The exercise: Without skipping anything, write out each record below exactly.

>> begin Records shown

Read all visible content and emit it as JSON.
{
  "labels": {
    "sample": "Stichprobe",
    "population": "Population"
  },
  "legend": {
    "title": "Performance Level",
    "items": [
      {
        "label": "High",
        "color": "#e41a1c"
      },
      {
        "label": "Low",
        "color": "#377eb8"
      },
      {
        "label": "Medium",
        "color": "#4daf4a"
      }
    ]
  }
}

>> end Records shown

Answer to the problem:
Read all visible content and emit it as JSON.
{
  "labels": {
    "sample": "Stichprobe",
    "population": "Population"
  },
  "legend": {
    "title": "Performance Level",
    "items": [
      {
        "label": "High",
        "color": "#e41a1c"
      },
      {
        "label": "Low",
        "color": "#377eb8"
      },
      {
        "label": "Medium",
        "color": "#4daf4a"
      }
    ]
  }
}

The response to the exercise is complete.